═══ Excerpted data
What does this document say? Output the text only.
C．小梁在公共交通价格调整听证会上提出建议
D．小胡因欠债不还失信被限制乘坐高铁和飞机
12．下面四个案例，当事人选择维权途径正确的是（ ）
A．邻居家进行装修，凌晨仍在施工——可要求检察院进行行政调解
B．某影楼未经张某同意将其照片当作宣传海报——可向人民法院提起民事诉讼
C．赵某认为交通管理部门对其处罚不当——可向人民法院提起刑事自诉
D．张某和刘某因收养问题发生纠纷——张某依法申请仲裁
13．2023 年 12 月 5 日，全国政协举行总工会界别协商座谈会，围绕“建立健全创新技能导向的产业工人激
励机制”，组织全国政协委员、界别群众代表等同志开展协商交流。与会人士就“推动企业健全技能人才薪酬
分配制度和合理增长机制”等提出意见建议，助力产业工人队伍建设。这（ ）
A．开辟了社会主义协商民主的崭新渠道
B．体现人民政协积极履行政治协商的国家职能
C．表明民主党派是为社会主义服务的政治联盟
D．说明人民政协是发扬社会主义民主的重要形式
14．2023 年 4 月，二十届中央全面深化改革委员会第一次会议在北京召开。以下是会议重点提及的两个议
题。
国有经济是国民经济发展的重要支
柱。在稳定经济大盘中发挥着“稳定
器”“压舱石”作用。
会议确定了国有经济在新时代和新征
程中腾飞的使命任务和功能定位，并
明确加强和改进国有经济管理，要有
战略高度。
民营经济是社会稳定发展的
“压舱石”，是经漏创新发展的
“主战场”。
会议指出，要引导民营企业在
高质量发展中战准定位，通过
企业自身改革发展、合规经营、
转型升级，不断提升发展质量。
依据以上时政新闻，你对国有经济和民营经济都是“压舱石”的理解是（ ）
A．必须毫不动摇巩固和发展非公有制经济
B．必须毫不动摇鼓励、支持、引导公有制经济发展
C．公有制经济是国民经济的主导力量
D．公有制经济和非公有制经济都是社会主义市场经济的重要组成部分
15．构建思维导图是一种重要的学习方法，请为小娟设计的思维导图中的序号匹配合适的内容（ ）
══════
### Written instruction
Retype the data in full and match it exactly.

### Output of the exercise
What does this document say? Output the text only.
C．小梁在公共交通价格调整听证会上提出建议
D．小胡因欠债不还失信被限制乘坐高铁和飞机
12．下面四个案例，当事人选择维权途径正确的是（ ）
A．邻居家进行装修，凌晨仍在施工——可要求检察院进行行政调解
B．某影楼未经张某同意将其照片当作宣传海报——可向人民法院提起民事诉讼
C．赵某认为交通管理部门对其处罚不当——可向人民法院提起刑事自诉
D．张某和刘某因收养问题发生纠纷——张某依法申请仲裁
13．2023 年 12 月 5 日，全国政协举行总工会界别协商座谈会，围绕“建立健全创新技能导向的产业工人激
励机制”，组织全国政协委员、界别群众代表等同志开展协商交流。与会人士就“推动企业健全技能人才薪酬
分配制度和合理增长机制”等提出意见建议，助力产业工人队伍建设。这（ ）
A．开辟了社会主义协商民主的崭新渠道
B．体现人民政协积极履行政治协商的国家职能
C．表明民主党派是为社会主义服务的政治联盟
D．说明人民政协是发扬社会主义民主的重要形式
14．2023 年 4 月，二十届中央全面深化改革委员会第一次会议在北京召开。以下是会议重点提及的两个议
题。
国有经济是国民经济发展的重要支
柱。在稳定经济大盘中发挥着“稳定
器”“压舱石”作用。
会议确定了国有经济在新时代和新征
程中腾飞的使命任务和功能定位，并
明确加强和改进国有经济管理，要有
战略高度。
民营经济是社会稳定发展的
“压舱石”，是经漏创新发展的
“主战场”。
会议指出，要引导民营企业在
高质量发展中战准定位，通过
企业自身改革发展、合规经营、
转型升级，不断提升发展质量。
依据以上时政新闻，你对国有经济和民营经济都是“压舱石”的理解是（ ）
A．必须毫不动摇巩固和发展非公有制经济
B．必须毫不动摇鼓励、支持、引导公有制经济发展
C．公有制经济是国民经济的主导力量
D．公有制经济和非公有制经济都是社会主义市场经济的重要组成部分
15．构建思维导图是一种重要的学习方法，请为小娟设计的思维导图中的序号匹配合适的内容（ ）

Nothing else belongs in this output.